Aim — Copy each line below that contains "Germany".

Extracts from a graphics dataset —
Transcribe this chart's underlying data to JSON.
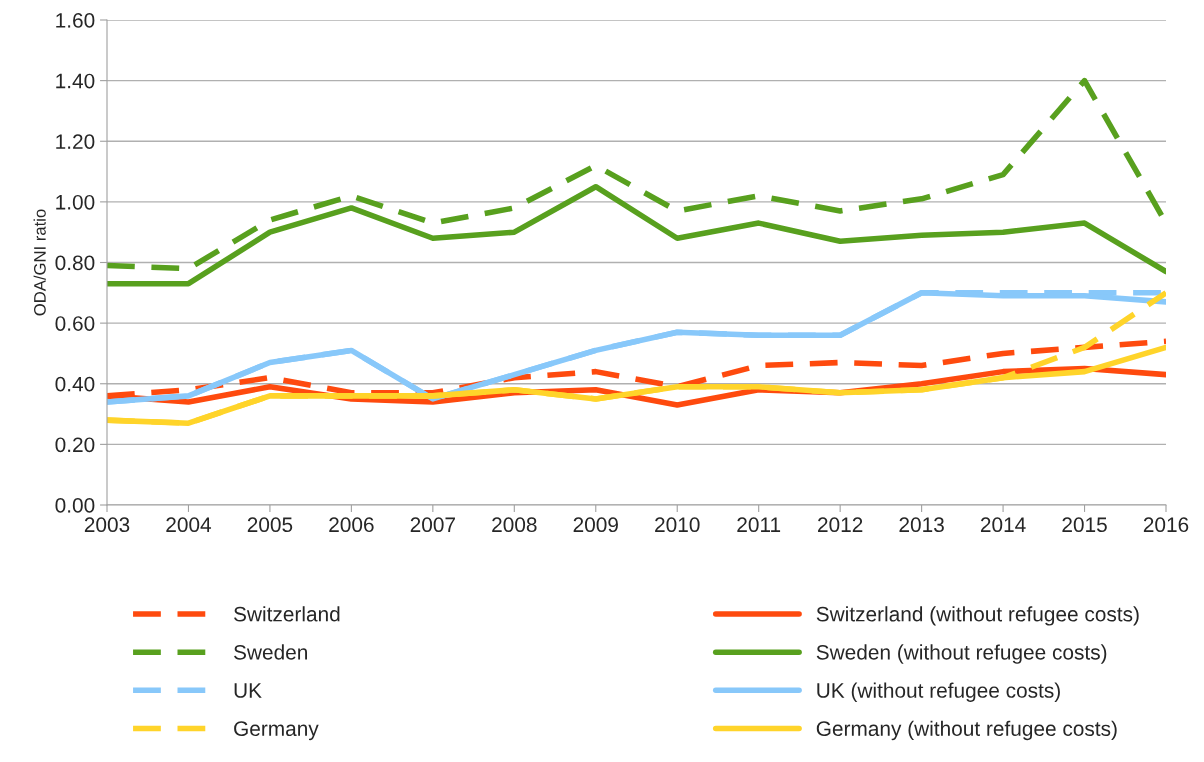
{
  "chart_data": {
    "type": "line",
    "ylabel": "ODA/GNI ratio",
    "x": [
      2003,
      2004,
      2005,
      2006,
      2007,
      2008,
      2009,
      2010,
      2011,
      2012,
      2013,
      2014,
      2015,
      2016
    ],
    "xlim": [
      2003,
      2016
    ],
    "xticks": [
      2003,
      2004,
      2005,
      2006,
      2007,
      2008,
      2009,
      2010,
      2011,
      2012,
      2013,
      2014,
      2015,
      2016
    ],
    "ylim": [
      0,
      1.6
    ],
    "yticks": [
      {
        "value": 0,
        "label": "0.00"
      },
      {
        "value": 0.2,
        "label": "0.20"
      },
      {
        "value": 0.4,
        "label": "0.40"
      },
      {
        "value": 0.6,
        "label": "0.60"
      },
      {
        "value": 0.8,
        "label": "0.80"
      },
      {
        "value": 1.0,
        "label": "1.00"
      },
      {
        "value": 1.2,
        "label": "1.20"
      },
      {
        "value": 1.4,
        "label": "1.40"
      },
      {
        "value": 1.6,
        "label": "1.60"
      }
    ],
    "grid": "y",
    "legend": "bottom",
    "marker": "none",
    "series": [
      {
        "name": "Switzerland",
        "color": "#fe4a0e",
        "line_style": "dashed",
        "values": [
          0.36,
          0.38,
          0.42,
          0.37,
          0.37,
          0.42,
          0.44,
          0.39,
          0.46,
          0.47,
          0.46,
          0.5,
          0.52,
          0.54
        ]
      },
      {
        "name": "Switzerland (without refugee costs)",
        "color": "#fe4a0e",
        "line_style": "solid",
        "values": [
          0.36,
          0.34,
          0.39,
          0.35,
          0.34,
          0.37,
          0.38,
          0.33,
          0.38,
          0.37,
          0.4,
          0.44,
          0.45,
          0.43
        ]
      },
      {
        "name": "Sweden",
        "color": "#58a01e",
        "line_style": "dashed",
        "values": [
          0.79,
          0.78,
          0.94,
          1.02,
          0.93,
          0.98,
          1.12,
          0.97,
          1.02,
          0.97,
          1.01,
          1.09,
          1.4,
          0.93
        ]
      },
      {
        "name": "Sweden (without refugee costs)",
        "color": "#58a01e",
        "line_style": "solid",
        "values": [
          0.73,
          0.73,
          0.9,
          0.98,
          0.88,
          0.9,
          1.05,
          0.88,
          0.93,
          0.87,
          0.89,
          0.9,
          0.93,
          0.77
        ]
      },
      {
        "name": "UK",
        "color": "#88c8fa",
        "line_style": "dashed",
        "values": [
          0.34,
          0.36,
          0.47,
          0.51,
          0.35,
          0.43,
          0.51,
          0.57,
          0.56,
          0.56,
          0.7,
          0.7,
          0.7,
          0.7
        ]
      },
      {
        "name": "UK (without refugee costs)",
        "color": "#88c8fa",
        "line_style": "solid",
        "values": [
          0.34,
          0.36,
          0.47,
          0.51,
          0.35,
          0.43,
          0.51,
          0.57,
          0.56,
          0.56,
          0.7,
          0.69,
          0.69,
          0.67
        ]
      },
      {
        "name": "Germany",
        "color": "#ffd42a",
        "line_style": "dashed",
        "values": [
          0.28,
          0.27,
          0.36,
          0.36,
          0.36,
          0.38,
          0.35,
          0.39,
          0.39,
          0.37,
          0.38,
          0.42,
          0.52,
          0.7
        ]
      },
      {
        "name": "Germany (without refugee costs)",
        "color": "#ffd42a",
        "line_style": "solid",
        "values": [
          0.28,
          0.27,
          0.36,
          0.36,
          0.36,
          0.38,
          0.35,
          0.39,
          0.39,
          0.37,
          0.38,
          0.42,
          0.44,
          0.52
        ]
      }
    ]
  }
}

Expected answer —
        "name": "Germany",
        "name": "Germany (without refugee costs)",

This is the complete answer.